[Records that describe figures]

···

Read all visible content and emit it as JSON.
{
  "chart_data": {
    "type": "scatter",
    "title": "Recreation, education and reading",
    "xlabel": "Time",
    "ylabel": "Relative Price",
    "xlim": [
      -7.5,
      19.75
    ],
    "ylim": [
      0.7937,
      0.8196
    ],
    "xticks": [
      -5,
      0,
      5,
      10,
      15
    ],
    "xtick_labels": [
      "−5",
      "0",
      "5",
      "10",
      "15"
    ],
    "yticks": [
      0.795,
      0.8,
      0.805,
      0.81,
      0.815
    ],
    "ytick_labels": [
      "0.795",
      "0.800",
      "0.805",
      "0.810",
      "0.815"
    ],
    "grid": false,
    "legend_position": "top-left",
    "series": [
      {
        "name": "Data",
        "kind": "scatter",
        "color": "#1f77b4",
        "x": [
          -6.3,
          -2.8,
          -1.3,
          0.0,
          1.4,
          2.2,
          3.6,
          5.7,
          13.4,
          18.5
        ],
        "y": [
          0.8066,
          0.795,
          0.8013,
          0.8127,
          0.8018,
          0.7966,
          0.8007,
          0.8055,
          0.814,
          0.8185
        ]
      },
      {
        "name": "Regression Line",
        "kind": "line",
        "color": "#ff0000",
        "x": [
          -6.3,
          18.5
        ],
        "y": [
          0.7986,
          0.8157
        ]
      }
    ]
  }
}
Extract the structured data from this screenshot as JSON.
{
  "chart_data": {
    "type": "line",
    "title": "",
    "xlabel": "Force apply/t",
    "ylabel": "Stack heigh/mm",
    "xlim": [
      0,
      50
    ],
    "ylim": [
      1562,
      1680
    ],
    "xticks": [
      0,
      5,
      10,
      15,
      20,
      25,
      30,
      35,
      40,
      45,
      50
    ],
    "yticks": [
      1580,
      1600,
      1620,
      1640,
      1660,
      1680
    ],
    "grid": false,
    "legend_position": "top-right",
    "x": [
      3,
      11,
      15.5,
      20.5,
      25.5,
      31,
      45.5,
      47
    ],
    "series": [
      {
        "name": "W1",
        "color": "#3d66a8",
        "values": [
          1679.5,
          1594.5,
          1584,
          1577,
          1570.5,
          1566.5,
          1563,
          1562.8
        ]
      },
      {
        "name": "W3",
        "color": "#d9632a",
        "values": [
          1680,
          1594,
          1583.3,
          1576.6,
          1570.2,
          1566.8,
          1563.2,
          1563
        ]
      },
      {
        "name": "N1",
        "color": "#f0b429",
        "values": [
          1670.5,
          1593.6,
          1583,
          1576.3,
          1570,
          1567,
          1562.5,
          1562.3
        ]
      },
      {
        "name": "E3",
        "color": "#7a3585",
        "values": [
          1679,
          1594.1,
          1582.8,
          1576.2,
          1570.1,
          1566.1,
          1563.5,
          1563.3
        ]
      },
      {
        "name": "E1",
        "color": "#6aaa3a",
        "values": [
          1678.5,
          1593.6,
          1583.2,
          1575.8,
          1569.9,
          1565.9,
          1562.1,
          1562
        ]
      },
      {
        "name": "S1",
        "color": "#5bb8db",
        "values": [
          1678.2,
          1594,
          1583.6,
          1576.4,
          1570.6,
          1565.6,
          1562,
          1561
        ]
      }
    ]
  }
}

···

What is being asked | Copy every line in the records above that contains the word "ylabel".

Result |
    "ylabel": "Relative Price",
    "ylabel": "Stack heigh/mm",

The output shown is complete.